* START RECORDS PROVIDED *

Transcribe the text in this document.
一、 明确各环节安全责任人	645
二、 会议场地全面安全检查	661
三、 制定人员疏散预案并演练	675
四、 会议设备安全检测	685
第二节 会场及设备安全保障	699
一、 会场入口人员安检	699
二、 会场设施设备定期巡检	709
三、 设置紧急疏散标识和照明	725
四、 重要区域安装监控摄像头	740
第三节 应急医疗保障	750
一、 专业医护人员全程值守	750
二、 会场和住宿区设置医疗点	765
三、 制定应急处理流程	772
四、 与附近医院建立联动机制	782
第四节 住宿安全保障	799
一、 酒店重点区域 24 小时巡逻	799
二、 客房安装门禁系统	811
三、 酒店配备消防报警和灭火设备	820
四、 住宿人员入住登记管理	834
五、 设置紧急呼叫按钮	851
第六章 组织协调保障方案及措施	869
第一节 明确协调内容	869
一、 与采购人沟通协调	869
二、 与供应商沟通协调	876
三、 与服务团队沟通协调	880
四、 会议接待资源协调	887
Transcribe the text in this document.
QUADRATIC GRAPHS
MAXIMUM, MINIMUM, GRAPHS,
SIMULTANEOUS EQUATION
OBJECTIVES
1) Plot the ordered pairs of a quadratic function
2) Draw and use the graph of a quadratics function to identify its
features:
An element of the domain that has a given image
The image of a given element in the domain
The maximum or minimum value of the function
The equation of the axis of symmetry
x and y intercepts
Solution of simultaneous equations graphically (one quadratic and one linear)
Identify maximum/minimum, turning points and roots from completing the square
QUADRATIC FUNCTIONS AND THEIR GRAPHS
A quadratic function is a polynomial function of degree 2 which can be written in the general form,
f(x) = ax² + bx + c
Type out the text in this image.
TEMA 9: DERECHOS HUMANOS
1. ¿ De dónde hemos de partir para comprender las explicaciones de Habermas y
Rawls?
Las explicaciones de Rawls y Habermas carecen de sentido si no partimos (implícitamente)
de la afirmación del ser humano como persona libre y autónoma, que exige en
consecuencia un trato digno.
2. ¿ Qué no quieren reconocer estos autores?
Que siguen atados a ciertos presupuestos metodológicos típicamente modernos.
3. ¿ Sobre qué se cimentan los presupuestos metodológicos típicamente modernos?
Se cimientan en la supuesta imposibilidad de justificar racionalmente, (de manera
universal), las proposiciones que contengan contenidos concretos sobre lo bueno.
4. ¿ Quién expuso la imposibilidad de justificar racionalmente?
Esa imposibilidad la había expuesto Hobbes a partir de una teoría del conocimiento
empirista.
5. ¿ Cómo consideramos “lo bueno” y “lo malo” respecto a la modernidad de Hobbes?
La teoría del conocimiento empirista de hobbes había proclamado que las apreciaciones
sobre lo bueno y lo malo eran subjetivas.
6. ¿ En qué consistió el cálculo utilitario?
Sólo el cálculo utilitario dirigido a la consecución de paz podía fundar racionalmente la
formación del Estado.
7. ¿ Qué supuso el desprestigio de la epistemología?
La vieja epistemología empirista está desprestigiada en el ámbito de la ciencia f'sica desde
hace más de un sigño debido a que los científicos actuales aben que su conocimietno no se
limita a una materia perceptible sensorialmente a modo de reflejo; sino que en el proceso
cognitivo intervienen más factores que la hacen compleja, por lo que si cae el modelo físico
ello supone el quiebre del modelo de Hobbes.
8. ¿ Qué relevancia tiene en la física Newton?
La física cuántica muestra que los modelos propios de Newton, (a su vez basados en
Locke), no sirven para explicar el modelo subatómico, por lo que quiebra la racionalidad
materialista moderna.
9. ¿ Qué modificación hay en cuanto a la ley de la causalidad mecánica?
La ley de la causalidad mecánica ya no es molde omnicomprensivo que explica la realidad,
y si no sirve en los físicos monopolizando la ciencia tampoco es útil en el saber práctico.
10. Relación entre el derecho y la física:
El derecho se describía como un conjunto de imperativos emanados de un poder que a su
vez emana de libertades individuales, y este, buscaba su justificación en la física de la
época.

* END RECORDS PROVIDED *

# WHAT NEEDS TO BE DONE
Count every line above that holds the string "given" and give the total, nothing more.

# SOLUTION
2